(Structured figure records)
'''
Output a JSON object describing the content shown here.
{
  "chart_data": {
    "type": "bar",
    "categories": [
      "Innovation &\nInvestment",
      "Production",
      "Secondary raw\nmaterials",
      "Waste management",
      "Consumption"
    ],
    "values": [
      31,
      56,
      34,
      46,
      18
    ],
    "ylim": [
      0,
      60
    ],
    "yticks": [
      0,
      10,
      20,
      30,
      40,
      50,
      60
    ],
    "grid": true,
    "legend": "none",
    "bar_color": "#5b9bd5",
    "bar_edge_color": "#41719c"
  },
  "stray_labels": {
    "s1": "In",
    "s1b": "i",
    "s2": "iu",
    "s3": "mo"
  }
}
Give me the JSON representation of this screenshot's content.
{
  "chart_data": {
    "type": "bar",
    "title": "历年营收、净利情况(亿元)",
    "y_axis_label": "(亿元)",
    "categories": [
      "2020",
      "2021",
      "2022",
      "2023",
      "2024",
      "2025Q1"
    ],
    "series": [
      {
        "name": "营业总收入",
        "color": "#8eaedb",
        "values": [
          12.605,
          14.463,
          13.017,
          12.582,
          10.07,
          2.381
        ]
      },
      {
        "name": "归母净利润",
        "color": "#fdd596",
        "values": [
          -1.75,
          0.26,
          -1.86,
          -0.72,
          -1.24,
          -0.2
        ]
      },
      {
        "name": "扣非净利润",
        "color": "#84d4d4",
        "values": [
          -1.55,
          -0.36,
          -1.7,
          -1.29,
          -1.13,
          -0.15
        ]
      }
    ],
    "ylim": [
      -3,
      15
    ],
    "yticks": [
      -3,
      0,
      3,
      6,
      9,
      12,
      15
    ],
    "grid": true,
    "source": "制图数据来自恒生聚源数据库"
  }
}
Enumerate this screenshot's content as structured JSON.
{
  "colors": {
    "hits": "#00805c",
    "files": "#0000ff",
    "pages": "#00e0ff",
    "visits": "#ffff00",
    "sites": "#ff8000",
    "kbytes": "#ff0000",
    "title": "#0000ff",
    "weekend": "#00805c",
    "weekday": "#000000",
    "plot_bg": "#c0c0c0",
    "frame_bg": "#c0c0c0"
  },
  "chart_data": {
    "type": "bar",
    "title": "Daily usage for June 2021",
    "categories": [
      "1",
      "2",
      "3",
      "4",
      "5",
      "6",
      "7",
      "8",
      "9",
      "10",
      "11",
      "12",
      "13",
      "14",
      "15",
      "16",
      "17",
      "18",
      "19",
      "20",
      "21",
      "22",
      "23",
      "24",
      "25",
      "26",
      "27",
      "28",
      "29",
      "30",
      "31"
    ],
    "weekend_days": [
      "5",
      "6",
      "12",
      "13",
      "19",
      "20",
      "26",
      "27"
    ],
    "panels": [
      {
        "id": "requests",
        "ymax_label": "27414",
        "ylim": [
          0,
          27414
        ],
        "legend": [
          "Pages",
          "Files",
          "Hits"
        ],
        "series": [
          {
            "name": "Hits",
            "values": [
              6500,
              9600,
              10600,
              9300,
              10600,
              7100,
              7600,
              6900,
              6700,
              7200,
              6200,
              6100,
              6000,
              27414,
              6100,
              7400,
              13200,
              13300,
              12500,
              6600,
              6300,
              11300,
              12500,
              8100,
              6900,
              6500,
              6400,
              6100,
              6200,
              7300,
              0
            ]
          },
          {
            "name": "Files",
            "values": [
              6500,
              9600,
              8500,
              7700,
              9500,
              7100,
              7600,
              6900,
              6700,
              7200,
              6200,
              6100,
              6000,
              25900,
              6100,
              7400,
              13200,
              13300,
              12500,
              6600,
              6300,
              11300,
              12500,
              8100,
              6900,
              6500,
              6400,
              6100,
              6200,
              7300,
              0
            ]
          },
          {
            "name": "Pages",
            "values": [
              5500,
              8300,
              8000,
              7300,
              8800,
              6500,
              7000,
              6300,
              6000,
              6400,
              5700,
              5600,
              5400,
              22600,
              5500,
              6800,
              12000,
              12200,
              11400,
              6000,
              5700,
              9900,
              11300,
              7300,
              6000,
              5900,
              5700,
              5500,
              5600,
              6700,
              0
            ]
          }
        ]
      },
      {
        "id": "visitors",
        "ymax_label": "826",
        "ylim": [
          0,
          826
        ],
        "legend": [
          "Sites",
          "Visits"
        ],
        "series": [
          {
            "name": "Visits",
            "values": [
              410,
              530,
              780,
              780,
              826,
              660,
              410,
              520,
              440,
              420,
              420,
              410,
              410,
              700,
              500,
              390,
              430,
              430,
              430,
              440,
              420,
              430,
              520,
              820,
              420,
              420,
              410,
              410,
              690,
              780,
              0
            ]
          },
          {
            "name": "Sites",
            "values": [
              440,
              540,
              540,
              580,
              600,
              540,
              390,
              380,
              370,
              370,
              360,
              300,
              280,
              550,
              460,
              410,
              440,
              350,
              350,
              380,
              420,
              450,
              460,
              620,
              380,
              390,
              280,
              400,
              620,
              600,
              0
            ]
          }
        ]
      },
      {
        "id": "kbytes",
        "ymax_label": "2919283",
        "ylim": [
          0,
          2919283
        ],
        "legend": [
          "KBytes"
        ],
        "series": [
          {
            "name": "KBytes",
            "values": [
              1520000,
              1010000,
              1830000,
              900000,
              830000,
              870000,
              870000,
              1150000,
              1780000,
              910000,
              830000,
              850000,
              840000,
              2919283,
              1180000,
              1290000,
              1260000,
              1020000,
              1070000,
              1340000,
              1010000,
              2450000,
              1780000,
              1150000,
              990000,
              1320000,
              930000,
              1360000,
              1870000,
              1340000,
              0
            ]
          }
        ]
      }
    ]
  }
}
'''
All records above must be set down exactly, please.

Output a JSON object describing the content shown here.
{
  "chart_data": {
    "type": "bar",
    "categories": [
      "Innovation &\nInvestment",
      "Production",
      "Secondary raw\nmaterials",
      "Waste management",
      "Consumption"
    ],
    "values": [
      31,
      56,
      34,
      46,
      18
    ],
    "ylim": [
      0,
      60
    ],
    "yticks": [
      0,
      10,
      20,
      30,
      40,
      50,
      60
    ],
    "grid": true,
    "legend": "none",
    "bar_color": "#5b9bd5",
    "bar_edge_color": "#41719c"
  },
  "stray_labels": {
    "s1": "In",
    "s1b": "i",
    "s2": "iu",
    "s3": "mo"
  }
}
Give me the JSON representation of this screenshot's content.
{
  "chart_data": {
    "type": "bar",
    "title": "历年营收、净利情况(亿元)",
    "y_axis_label": "(亿元)",
    "categories": [
      "2020",
      "2021",
      "2022",
      "2023",
      "2024",
      "2025Q1"
    ],
    "series": [
      {
        "name": "营业总收入",
        "color": "#8eaedb",
        "values": [
          12.605,
          14.463,
          13.017,
          12.582,
          10.07,
          2.381
        ]
      },
      {
        "name": "归母净利润",
        "color": "#fdd596",
        "values": [
          -1.75,
          0.26,
          -1.86,
          -0.72,
          -1.24,
          -0.2
        ]
      },
      {
        "name": "扣非净利润",
        "color": "#84d4d4",
        "values": [
          -1.55,
          -0.36,
          -1.7,
          -1.29,
          -1.13,
          -0.15
        ]
      }
    ],
    "ylim": [
      -3,
      15
    ],
    "yticks": [
      -3,
      0,
      3,
      6,
      9,
      12,
      15
    ],
    "grid": true,
    "source": "制图数据来自恒生聚源数据库"
  }
}
Enumerate this screenshot's content as structured JSON.
{
  "colors": {
    "hits": "#00805c",
    "files": "#0000ff",
    "pages": "#00e0ff",
    "visits": "#ffff00",
    "sites": "#ff8000",
    "kbytes": "#ff0000",
    "title": "#0000ff",
    "weekend": "#00805c",
    "weekday": "#000000",
    "plot_bg": "#c0c0c0",
    "frame_bg": "#c0c0c0"
  },
  "chart_data": {
    "type": "bar",
    "title": "Daily usage for June 2021",
    "categories": [
      "1",
      "2",
      "3",
      "4",
      "5",
      "6",
      "7",
      "8",
      "9",
      "10",
      "11",
      "12",
      "13",
      "14",
      "15",
      "16",
      "17",
      "18",
      "19",
      "20",
      "21",
      "22",
      "23",
      "24",
      "25",
      "26",
      "27",
      "28",
      "29",
      "30",
      "31"
    ],
    "weekend_days": [
      "5",
      "6",
      "12",
      "13",
      "19",
      "20",
      "26",
      "27"
    ],
    "panels": [
      {
        "id": "requests",
        "ymax_label": "27414",
        "ylim": [
          0,
          27414
        ],
        "legend": [
          "Pages",
          "Files",
          "Hits"
        ],
        "series": [
          {
            "name": "Hits",
            "values": [
              6500,
              9600,
              10600,
              9300,
              10600,
              7100,
              7600,
              6900,
              6700,
              7200,
              6200,
              6100,
              6000,
              27414,
              6100,
              7400,
              13200,
              13300,
              12500,
              6600,
              6300,
              11300,
              12500,
              8100,
              6900,
              6500,
              6400,
              6100,
              6200,
              7300,
              0
            ]
          },
          {
            "name": "Files",
            "values": [
              6500,
              9600,
              8500,
              7700,
              9500,
              7100,
              7600,
              6900,
              6700,
              7200,
              6200,
              6100,
              6000,
              25900,
              6100,
              7400,
              13200,
              13300,
              12500,
              6600,
              6300,
              11300,
              12500,
              8100,
              6900,
              6500,
              6400,
              6100,
              6200,
              7300,
              0
            ]
          },
          {
            "name": "Pages",
            "values": [
              5500,
              8300,
              8000,
              7300,
              8800,
              6500,
              7000,
              6300,
              6000,
              6400,
              5700,
              5600,
              5400,
              22600,
              5500,
              6800,
              12000,
              12200,
              11400,
              6000,
              5700,
              9900,
              11300,
              7300,
              6000,
              5900,
              5700,
              5500,
              5600,
              6700,
              0
            ]
          }
        ]
      },
      {
        "id": "visitors",
        "ymax_label": "826",
        "ylim": [
          0,
          826
        ],
        "legend": [
          "Sites",
          "Visits"
        ],
        "series": [
          {
            "name": "Visits",
            "values": [
              410,
              530,
              780,
              780,
              826,
              660,
              410,
              520,
              440,
              420,
              420,
              410,
              410,
              700,
              500,
              390,
              430,
              430,
              430,
              440,
              420,
              430,
              520,
              820,
              420,
              420,
              410,
              410,
              690,
              780,
              0
            ]
          },
          {
            "name": "Sites",
            "values": [
              440,
              540,
              540,
              580,
              600,
              540,
              390,
              380,
              370,
              370,
              360,
              300,
              280,
              550,
              460,
              410,
              440,
              350,
              350,
              380,
              420,
              450,
              460,
              620,
              380,
              390,
              280,
              400,
              620,
              600,
              0
            ]
          }
        ]
      },
      {
        "id": "kbytes",
        "ymax_label": "2919283",
        "ylim": [
          0,
          2919283
        ],
        "legend": [
          "KBytes"
        ],
        "series": [
          {
            "name": "KBytes",
            "values": [
              1520000,
              1010000,
              1830000,
              900000,
              830000,
              870000,
              870000,
              1150000,
              1780000,
              910000,
              830000,
              850000,
              840000,
              2919283,
              1180000,
              1290000,
              1260000,
              1020000,
              1070000,
              1340000,
              1010000,
              2450000,
              1780000,
              1150000,
              990000,
              1320000,
              930000,
              1360000,
              1870000,
              1340000,
              0
            ]
          }
        ]
      }
    ]
  }
}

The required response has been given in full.